▶ JOB
Please rewrite the material below as a numbered list, one item per line, leaving out any blank lines.

▶ SOURCE RECORDS
%%

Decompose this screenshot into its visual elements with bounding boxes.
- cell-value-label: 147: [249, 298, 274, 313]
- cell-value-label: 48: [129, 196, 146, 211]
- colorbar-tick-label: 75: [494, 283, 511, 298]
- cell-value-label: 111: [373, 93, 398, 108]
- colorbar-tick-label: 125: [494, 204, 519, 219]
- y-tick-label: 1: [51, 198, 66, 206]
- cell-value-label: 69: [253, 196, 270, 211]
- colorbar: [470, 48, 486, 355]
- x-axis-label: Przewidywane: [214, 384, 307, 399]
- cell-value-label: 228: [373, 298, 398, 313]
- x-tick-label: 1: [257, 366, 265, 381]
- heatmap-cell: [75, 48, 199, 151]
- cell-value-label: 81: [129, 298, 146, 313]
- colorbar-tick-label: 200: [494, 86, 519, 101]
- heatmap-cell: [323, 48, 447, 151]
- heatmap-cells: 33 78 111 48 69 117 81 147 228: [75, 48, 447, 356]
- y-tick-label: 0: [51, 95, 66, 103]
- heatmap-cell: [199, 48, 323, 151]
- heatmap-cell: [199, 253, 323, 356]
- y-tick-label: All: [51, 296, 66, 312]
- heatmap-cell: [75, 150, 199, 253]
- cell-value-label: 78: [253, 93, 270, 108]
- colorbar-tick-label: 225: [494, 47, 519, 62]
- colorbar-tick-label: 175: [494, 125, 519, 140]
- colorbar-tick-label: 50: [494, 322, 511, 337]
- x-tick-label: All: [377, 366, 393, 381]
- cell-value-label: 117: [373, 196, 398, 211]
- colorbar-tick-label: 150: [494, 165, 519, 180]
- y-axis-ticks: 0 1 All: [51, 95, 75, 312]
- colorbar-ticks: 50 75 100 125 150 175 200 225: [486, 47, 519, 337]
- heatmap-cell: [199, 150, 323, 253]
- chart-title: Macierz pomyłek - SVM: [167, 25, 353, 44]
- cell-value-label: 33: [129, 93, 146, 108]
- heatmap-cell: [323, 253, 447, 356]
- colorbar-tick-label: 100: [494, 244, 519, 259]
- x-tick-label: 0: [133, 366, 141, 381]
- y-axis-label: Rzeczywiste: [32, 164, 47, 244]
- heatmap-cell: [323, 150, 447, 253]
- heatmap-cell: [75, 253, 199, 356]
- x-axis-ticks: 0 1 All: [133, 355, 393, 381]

%%

▶ RESULT FOR THIS EXERCISE
1. Decompose this screenshot into its visual elements with bounding boxes.
2. - cell-value-label: 147: [249, 298, 274, 313]
3. - cell-value-label: 48: [129, 196, 146, 211]
4. - colorbar-tick-label: 75: [494, 283, 511, 298]
5. - cell-value-label: 111: [373, 93, 398, 108]
6. - colorbar-tick-label: 125: [494, 204, 519, 219]
7. - y-tick-label: 1: [51, 198, 66, 206]
8. - cell-value-label: 69: [253, 196, 270, 211]
9. - colorbar: [470, 48, 486, 355]
10. - x-axis-label: Przewidywane: [214, 384, 307, 399]
11. - cell-value-label: 228: [373, 298, 398, 313]
12. - x-tick-label: 1: [257, 366, 265, 381]
13. - heatmap-cell: [75, 48, 199, 151]
14. - cell-value-label: 81: [129, 298, 146, 313]
15. - colorbar-tick-label: 200: [494, 86, 519, 101]
16. - heatmap-cell: [323, 48, 447, 151]
17. - heatmap-cells: 33 78 111 48 69 117 81 147 228: [75, 48, 447, 356]
18. - y-tick-label: 0: [51, 95, 66, 103]
19. - heatmap-cell: [199, 48, 323, 151]
20. - heatmap-cell: [199, 253, 323, 356]
21. - y-tick-label: All: [51, 296, 66, 312]
22. - heatmap-cell: [75, 150, 199, 253]
23. - cell-value-label: 78: [253, 93, 270, 108]
24. - colorbar-tick-label: 225: [494, 47, 519, 62]
25. - colorbar-tick-label: 175: [494, 125, 519, 140]
26. - colorbar-tick-label: 50: [494, 322, 511, 337]
27. - x-tick-label: All: [377, 366, 393, 381]
28. - cell-value-label: 117: [373, 196, 398, 211]
29. - colorbar-tick-label: 150: [494, 165, 519, 180]
30. - y-axis-ticks: 0 1 All: [51, 95, 75, 312]
31. - colorbar-ticks: 50 75 100 125 150 175 200 225: [486, 47, 519, 337]
32. - heatmap-cell: [199, 150, 323, 253]
33. - chart-title: Macierz pomyłek - SVM: [167, 25, 353, 44]
34. - cell-value-label: 33: [129, 93, 146, 108]
35. - heatmap-cell: [323, 253, 447, 356]
36. - colorbar-tick-label: 100: [494, 244, 519, 259]
37. - x-tick-label: 0: [133, 366, 141, 381]
38. - y-axis-label: Rzeczywiste: [32, 164, 47, 244]
39. - heatmap-cell: [323, 150, 447, 253]
40. - heatmap-cell: [75, 253, 199, 356]
41. - x-axis-ticks: 0 1 All: [133, 355, 393, 381]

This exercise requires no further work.